[WHAT TO DO] Take every line from the listing below that includes "项目建议书收费标准" and copy it.

[RECORD LIST]
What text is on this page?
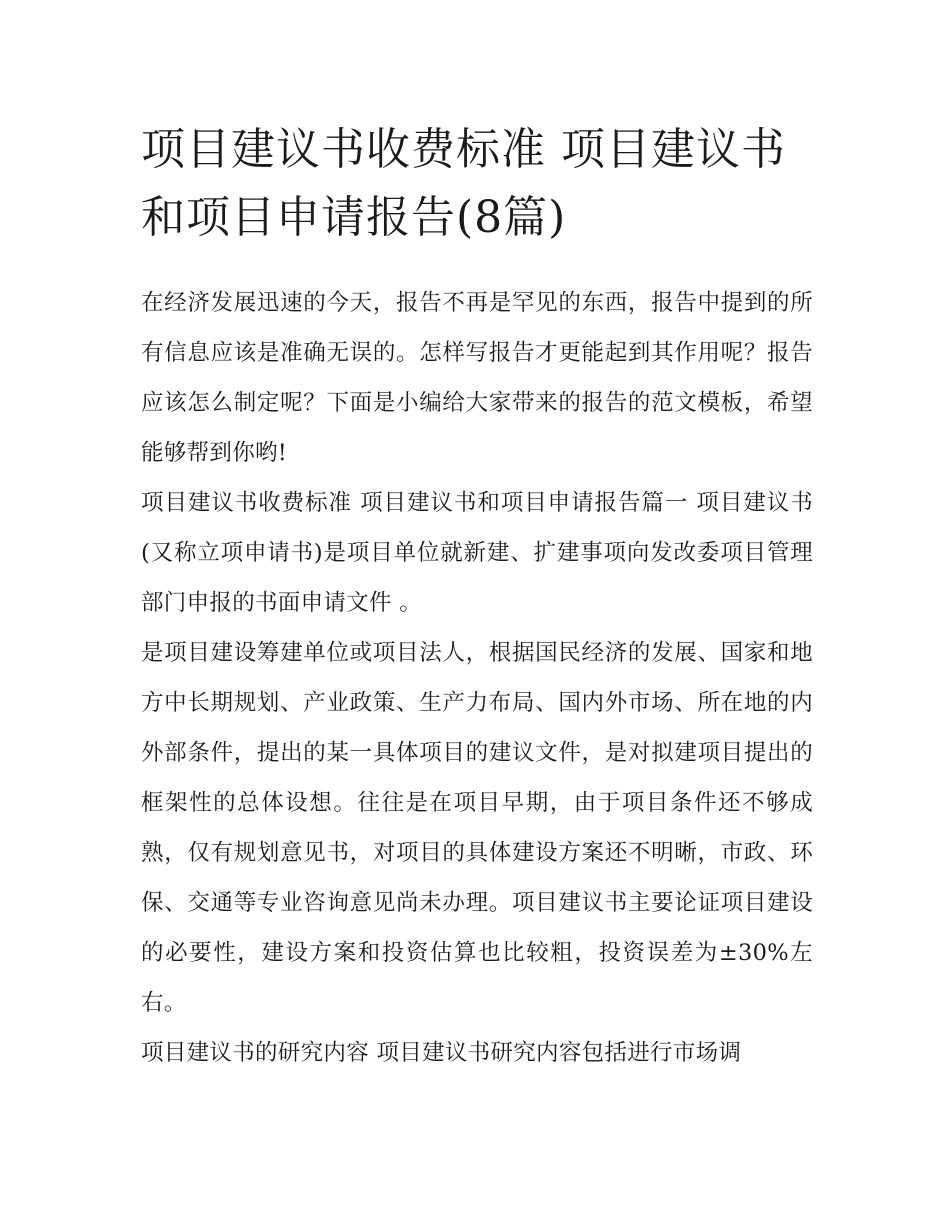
项目建议书收费标准 项目建议书和项目申请报告(8篇)

在经济发展迅速的今天，报告不再是罕见的东西，报告中提到的所有信息应该是准确无误的。怎样写报告才更能起到其作用呢？报告应该怎么制定呢？下面是小编给大家带来的报告的范文模板，希望能够帮到你哟!

项目建议书收费标准 项目建议书和项目申请报告篇一 项目建议书(又称立项申请书)是项目单位就新建、扩建事项向发改委项目管理部门申报的书面申请文件 。

是项目建设筹建单位或项目法人，根据国民经济的发展、国家和地方中长期规划、产业政策、生产力布局、国内外市场、所在地的内外部条件，提出的某一具体项目的建议文件，是对拟建项目提出的框架性的总体设想。往往是在项目早期，由于项目条件还不够成熟，仅有规划意见书，对项目的具体建设方案还不明晰，市政、环保、交通等专业咨询意见尚未办理。项目建议书主要论证项目建设的必要性，建设方案和投资估算也比较粗，投资误差为±30%左右。

项目建议书的研究内容 项目建议书研究内容包括进行市场调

[EXPECTED OUTPUT]
项目建议书收费标准 项目建议书和项目申请报告(8篇)
项目建议书收费标准 项目建议书和项目申请报告篇一 项目建议书(又称立项申请书)是项目单位就新建、扩建事项向发改委项目管理部门申报的书面申请文件 。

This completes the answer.